§ **Brief**:
Go through the records and copy each line where the word "this" occurs.

§ **Excerpted records**:
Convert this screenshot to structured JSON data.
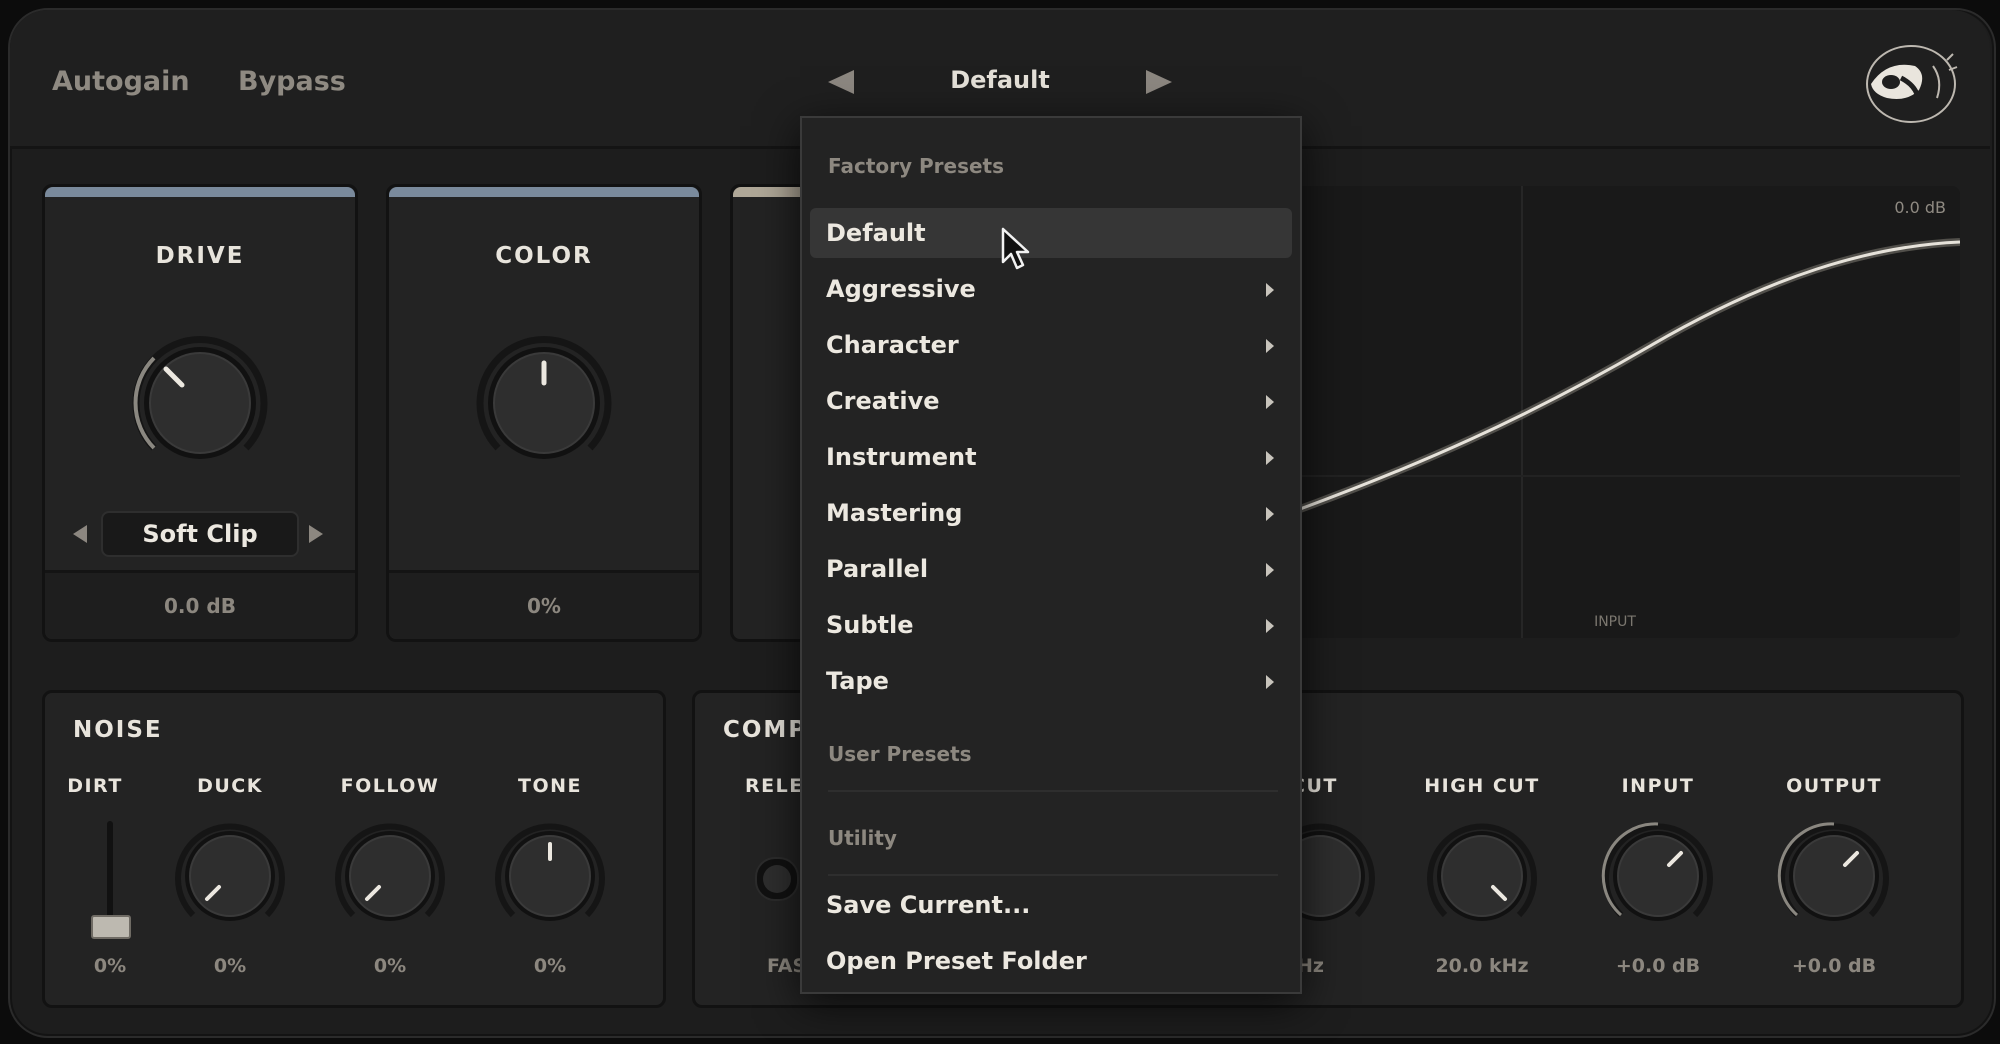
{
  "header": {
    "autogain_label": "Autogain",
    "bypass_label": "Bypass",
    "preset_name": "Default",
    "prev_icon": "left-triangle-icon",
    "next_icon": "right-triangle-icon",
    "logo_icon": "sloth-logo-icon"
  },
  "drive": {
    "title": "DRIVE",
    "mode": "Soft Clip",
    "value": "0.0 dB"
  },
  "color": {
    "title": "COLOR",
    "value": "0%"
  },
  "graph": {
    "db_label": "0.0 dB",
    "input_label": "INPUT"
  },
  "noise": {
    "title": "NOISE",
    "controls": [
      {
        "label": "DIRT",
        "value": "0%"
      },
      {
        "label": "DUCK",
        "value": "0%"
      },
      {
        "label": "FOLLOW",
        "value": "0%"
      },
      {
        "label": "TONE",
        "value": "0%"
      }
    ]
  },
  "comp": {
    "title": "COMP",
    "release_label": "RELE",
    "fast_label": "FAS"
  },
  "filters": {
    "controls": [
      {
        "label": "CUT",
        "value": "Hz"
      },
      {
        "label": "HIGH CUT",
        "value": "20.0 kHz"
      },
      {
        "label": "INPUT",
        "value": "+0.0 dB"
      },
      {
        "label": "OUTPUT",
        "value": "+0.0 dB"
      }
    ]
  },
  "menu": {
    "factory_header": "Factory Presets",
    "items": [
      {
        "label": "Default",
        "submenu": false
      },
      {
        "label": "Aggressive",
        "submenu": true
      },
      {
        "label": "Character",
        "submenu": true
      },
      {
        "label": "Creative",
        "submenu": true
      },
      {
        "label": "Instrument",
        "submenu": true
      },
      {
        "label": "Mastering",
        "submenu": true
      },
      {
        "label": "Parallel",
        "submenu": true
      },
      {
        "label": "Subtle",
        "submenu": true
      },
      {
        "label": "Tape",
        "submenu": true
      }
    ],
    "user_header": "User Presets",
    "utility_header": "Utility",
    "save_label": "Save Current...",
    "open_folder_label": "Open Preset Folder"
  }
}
...
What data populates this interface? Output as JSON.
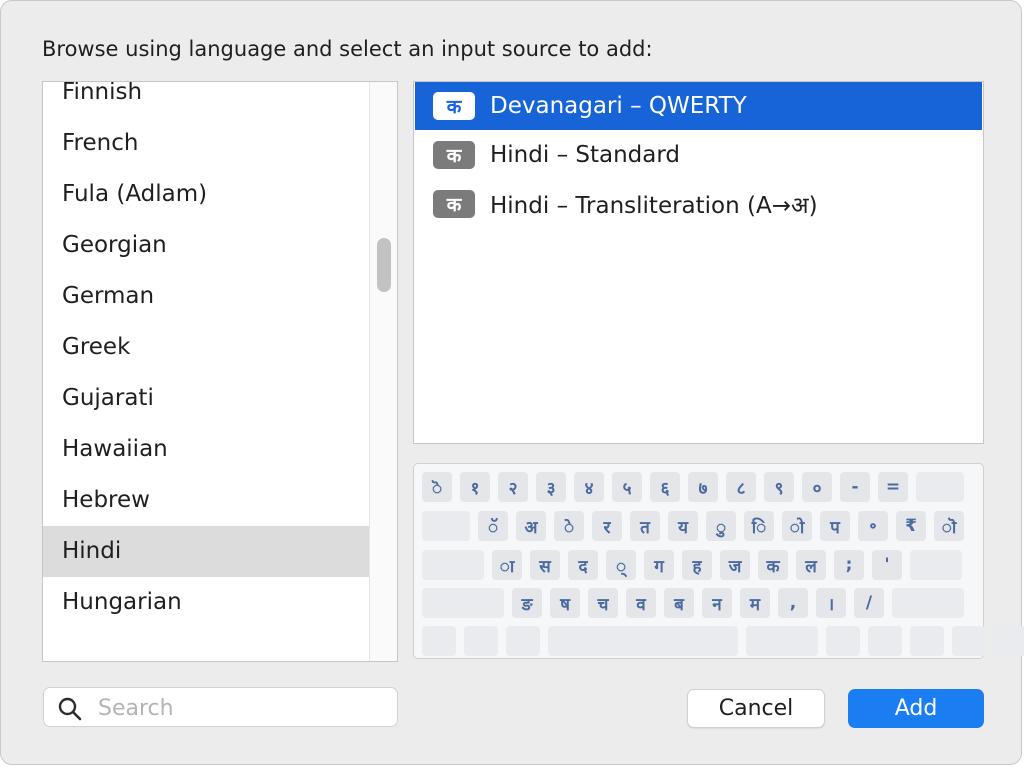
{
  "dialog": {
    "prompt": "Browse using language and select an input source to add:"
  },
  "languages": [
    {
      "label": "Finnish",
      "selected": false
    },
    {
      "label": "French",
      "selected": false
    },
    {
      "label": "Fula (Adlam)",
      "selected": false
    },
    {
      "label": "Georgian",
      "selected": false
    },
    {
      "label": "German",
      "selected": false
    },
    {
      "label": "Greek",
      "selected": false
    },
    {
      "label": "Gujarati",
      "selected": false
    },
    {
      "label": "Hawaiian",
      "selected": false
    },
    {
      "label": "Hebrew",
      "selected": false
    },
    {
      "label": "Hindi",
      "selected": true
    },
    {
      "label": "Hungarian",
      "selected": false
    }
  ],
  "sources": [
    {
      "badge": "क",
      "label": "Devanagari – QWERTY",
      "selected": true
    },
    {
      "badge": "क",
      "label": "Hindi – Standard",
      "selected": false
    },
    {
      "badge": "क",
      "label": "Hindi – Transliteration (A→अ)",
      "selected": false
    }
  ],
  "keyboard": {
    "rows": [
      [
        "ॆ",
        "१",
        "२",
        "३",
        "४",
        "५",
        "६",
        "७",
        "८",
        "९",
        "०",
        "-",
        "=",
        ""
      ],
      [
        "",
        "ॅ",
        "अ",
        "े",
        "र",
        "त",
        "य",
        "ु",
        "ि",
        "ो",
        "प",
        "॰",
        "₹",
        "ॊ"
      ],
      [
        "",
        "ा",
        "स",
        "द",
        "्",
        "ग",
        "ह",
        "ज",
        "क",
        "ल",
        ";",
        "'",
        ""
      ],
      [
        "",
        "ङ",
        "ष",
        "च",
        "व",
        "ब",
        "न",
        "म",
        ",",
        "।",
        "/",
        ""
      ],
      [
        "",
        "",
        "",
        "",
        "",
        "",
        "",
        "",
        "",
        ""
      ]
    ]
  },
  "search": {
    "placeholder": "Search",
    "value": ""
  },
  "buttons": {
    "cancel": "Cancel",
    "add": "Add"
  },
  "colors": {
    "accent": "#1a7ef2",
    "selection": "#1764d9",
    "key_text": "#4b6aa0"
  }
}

§ **Full answer**:
Convert this screenshot to structured JSON data.
What data populates this interface? Output as JSON.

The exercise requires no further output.